* GIVEN INSTRUCTION *
Write out, precisely and in full, each line of the material.

####################

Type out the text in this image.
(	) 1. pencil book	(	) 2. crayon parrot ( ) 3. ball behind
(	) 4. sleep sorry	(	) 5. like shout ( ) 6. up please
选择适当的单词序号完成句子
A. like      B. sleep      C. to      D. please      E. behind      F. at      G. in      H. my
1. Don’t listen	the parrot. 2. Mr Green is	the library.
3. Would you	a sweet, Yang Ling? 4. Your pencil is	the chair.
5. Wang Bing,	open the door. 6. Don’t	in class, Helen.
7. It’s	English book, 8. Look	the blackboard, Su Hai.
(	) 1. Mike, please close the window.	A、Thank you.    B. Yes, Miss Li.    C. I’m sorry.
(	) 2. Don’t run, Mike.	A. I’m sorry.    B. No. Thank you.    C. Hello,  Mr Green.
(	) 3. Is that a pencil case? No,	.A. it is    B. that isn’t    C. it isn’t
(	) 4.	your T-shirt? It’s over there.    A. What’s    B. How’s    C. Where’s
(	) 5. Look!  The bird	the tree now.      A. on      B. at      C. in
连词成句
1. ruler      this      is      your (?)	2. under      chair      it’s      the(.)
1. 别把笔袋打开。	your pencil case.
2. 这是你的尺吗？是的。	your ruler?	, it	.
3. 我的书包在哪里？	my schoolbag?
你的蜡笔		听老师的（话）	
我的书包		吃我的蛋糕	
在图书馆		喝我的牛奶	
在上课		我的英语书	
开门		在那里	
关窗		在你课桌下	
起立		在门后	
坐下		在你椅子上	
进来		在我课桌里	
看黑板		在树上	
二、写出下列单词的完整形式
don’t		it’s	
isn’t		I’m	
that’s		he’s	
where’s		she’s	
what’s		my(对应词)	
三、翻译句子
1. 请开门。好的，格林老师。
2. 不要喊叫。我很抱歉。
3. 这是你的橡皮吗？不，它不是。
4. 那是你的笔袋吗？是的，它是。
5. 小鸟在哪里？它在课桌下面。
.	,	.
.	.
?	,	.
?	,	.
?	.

####################

* EXPECTED OUTPUT *
Type out the text in this image.
(	) 1. pencil book	(	) 2. crayon parrot ( ) 3. ball behind
(	) 4. sleep sorry	(	) 5. like shout ( ) 6. up please
选择适当的单词序号完成句子
A. like      B. sleep      C. to      D. please      E. behind      F. at      G. in      H. my
1. Don’t listen	the parrot. 2. Mr Green is	the library.
3. Would you	a sweet, Yang Ling? 4. Your pencil is	the chair.
5. Wang Bing,	open the door. 6. Don’t	in class, Helen.
7. It’s	English book, 8. Look	the blackboard, Su Hai.
(	) 1. Mike, please close the window.	A、Thank you.    B. Yes, Miss Li.    C. I’m sorry.
(	) 2. Don’t run, Mike.	A. I’m sorry.    B. No. Thank you.    C. Hello,  Mr Green.
(	) 3. Is that a pencil case? No,	.A. it is    B. that isn’t    C. it isn’t
(	) 4.	your T-shirt? It’s over there.    A. What’s    B. How’s    C. Where’s
(	) 5. Look!  The bird	the tree now.      A. on      B. at      C. in
连词成句
1. ruler      this      is      your (?)	2. under      chair      it’s      the(.)
1. 别把笔袋打开。	your pencil case.
2. 这是你的尺吗？是的。	your ruler?	, it	.
3. 我的书包在哪里？	my schoolbag?
你的蜡笔		听老师的（话）	
我的书包		吃我的蛋糕	
在图书馆		喝我的牛奶	
在上课		我的英语书	
开门		在那里	
关窗		在你课桌下	
起立		在门后	
坐下		在你椅子上	
进来		在我课桌里	
看黑板		在树上	
二、写出下列单词的完整形式
don’t		it’s	
isn’t		I’m	
that’s		he’s	
where’s		she’s	
what’s		my(对应词)	
三、翻译句子
1. 请开门。好的，格林老师。
2. 不要喊叫。我很抱歉。
3. 这是你的橡皮吗？不，它不是。
4. 那是你的笔袋吗？是的，它是。
5. 小鸟在哪里？它在课桌下面。
.	,	.
.	.
?	,	.
?	,	.
?	.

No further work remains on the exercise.